WHAT IS EXPECTED - Give the records back in full, exactly as they read.
===== RECORDS FOR THIS EXERCISE =====
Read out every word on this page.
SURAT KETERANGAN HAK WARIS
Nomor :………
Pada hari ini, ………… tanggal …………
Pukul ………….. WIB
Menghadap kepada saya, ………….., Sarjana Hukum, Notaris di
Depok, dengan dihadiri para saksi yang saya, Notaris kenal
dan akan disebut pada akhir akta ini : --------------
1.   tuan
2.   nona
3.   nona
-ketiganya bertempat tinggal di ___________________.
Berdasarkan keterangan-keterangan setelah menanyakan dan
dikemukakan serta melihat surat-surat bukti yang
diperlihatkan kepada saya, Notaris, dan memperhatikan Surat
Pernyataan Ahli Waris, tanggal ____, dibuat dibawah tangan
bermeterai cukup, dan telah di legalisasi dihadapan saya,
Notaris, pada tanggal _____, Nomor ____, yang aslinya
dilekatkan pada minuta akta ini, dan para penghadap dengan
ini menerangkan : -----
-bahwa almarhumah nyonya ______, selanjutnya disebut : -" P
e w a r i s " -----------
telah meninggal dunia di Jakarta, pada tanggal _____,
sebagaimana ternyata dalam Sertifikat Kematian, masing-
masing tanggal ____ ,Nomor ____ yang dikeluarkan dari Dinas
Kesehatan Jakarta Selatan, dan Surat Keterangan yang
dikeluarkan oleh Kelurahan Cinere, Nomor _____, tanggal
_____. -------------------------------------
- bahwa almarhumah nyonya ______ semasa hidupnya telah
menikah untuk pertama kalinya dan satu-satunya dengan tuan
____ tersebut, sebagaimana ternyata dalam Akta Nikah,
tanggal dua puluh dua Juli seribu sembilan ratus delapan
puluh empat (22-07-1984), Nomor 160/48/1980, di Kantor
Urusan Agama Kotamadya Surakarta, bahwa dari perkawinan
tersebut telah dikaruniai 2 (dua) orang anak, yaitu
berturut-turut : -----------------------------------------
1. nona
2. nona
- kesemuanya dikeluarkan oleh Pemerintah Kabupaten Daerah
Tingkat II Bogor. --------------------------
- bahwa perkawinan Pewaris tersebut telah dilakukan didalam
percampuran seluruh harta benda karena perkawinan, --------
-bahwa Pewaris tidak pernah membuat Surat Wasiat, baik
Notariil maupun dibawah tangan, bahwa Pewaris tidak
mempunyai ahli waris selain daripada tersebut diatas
=====
TASK SOLUTION -
Read out every word on this page.
SURAT KETERANGAN HAK WARIS
Nomor :………
Pada hari ini, ………… tanggal …………
Pukul ………….. WIB
Menghadap kepada saya, ………….., Sarjana Hukum, Notaris di
Depok, dengan dihadiri para saksi yang saya, Notaris kenal
dan akan disebut pada akhir akta ini : --------------
1.   tuan
2.   nona
3.   nona
-ketiganya bertempat tinggal di ___________________.
Berdasarkan keterangan-keterangan setelah menanyakan dan
dikemukakan serta melihat surat-surat bukti yang
diperlihatkan kepada saya, Notaris, dan memperhatikan Surat
Pernyataan Ahli Waris, tanggal ____, dibuat dibawah tangan
bermeterai cukup, dan telah di legalisasi dihadapan saya,
Notaris, pada tanggal _____, Nomor ____, yang aslinya
dilekatkan pada minuta akta ini, dan para penghadap dengan
ini menerangkan : -----
-bahwa almarhumah nyonya ______, selanjutnya disebut : -" P
e w a r i s " -----------
telah meninggal dunia di Jakarta, pada tanggal _____,
sebagaimana ternyata dalam Sertifikat Kematian, masing-
masing tanggal ____ ,Nomor ____ yang dikeluarkan dari Dinas
Kesehatan Jakarta Selatan, dan Surat Keterangan yang
dikeluarkan oleh Kelurahan Cinere, Nomor _____, tanggal
_____. -------------------------------------
- bahwa almarhumah nyonya ______ semasa hidupnya telah
menikah untuk pertama kalinya dan satu-satunya dengan tuan
____ tersebut, sebagaimana ternyata dalam Akta Nikah,
tanggal dua puluh dua Juli seribu sembilan ratus delapan
puluh empat (22-07-1984), Nomor 160/48/1980, di Kantor
Urusan Agama Kotamadya Surakarta, bahwa dari perkawinan
tersebut telah dikaruniai 2 (dua) orang anak, yaitu
berturut-turut : -----------------------------------------
1. nona
2. nona
- kesemuanya dikeluarkan oleh Pemerintah Kabupaten Daerah
Tingkat II Bogor. --------------------------
- bahwa perkawinan Pewaris tersebut telah dilakukan didalam
percampuran seluruh harta benda karena perkawinan, --------
-bahwa Pewaris tidak pernah membuat Surat Wasiat, baik
Notariil maupun dibawah tangan, bahwa Pewaris tidak
mempunyai ahli waris selain daripada tersebut diatas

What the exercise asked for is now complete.